» TASK DETAILS:
Search the data for the string "BRUNDALL" and gather each line it is in.

» SUPPLIED INFORMATION:
━━━━━━━━━━━━━━━━━━━━━━━━━━━━━━
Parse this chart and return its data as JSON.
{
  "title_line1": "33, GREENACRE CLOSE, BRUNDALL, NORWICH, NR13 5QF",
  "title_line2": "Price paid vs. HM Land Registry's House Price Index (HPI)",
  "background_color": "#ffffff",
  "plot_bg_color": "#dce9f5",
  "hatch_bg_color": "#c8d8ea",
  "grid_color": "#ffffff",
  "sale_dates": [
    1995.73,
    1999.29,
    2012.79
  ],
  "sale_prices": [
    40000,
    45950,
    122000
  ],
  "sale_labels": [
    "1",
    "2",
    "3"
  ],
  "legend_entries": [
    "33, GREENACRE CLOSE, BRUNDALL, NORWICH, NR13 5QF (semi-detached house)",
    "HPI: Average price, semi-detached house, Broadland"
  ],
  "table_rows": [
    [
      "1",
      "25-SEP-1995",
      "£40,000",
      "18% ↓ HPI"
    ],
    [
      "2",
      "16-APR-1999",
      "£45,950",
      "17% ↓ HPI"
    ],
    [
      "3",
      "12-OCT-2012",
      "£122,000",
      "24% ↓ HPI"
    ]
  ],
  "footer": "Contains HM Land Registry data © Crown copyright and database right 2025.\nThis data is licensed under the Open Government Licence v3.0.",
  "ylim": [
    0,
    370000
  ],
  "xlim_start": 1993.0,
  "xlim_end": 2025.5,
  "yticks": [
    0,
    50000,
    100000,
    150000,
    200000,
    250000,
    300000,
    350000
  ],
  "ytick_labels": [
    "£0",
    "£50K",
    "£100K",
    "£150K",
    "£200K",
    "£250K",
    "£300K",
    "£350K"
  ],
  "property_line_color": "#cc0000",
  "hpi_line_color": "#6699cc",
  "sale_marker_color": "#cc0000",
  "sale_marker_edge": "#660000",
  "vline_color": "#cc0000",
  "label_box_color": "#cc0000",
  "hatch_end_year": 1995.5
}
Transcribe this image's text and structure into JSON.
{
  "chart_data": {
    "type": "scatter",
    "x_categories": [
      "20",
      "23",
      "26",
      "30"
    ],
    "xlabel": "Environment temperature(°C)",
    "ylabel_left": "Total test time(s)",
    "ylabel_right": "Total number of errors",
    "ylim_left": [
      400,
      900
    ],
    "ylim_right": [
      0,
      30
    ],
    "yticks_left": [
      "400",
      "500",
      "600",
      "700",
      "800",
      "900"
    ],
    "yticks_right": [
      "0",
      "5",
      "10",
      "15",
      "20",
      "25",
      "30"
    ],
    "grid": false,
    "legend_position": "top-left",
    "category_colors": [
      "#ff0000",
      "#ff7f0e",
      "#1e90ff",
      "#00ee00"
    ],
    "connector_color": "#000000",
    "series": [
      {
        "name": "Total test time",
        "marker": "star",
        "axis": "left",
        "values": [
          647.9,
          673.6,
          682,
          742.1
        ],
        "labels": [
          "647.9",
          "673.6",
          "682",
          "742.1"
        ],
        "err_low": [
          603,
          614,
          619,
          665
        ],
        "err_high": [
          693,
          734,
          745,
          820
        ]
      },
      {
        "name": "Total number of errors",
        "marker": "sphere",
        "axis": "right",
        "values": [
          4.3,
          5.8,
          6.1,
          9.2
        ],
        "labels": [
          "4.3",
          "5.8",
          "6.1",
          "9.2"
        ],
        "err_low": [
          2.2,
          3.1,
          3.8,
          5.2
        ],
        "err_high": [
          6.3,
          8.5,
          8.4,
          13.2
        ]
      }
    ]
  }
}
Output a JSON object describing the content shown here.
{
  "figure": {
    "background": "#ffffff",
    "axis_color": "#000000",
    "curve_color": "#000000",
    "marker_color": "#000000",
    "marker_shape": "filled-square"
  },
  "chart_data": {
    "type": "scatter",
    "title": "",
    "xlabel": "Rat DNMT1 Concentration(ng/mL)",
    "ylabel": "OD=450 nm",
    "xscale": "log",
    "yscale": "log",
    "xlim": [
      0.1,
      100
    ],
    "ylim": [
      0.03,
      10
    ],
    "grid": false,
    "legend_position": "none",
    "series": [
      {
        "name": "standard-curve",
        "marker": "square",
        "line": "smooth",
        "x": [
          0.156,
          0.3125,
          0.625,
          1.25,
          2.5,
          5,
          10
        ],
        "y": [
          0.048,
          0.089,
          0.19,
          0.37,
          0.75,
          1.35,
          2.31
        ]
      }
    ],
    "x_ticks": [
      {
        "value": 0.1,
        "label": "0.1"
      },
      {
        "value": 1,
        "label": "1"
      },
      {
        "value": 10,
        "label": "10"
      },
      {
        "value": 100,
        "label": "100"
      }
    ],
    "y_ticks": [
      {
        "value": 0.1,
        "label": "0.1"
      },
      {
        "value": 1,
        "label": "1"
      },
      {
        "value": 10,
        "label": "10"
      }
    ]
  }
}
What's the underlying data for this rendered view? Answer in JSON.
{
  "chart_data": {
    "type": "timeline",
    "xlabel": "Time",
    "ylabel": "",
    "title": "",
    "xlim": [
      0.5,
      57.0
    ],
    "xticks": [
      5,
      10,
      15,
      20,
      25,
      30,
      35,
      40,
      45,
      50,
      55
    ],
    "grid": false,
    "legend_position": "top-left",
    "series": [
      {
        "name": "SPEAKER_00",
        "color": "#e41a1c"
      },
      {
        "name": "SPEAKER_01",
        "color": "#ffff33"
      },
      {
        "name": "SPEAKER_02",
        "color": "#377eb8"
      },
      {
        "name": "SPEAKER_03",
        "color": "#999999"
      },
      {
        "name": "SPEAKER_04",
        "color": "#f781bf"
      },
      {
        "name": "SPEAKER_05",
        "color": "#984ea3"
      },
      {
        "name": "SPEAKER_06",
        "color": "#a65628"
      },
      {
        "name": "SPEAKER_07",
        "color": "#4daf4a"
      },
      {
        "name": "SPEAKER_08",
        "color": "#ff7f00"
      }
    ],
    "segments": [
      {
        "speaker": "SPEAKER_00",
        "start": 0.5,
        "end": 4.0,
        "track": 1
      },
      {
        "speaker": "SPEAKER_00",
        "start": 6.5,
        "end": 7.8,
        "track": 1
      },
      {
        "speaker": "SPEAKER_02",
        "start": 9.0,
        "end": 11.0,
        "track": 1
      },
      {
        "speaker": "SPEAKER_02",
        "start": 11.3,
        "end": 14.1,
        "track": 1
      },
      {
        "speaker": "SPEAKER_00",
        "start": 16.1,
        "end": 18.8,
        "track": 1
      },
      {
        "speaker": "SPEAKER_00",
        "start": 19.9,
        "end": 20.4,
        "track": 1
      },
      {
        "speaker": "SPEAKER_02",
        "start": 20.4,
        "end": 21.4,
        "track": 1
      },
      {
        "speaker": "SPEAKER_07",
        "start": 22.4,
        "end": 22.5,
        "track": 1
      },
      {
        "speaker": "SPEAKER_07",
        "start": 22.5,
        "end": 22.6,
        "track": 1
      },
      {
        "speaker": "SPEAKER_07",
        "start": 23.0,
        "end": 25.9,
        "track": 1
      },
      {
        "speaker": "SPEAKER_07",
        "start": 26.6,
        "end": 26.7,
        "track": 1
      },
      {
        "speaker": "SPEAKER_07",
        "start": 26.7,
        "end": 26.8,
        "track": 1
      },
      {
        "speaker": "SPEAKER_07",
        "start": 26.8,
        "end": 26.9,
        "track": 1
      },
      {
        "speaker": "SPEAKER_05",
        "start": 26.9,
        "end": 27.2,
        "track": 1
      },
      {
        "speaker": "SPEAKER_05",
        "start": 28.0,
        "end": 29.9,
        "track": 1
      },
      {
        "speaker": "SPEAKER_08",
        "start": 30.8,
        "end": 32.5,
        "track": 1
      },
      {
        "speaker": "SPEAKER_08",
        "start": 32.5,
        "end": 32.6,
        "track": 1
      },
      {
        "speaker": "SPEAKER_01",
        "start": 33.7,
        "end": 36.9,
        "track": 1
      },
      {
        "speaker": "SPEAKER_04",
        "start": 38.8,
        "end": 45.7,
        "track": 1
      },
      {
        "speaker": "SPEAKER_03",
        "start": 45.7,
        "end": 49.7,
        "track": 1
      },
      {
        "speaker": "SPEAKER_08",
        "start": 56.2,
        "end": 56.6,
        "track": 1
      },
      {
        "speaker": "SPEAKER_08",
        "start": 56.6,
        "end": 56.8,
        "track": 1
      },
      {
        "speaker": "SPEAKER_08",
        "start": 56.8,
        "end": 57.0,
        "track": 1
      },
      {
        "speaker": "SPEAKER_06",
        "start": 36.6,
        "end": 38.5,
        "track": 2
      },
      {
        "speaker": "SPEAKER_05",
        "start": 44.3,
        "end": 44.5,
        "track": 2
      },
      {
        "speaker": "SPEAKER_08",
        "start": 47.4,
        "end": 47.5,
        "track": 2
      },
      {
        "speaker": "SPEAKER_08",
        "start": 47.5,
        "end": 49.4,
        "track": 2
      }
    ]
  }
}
━━━━━━━━━━━━━━━━━━━━━━━━━━━━━━
» EXPECTED ANSWER:
  "title_line1": "33, GREENACRE CLOSE, BRUNDALL, NORWICH, NR13 5QF",
    "33, GREENACRE CLOSE, BRUNDALL, NORWICH, NR13 5QF (semi-detached house)",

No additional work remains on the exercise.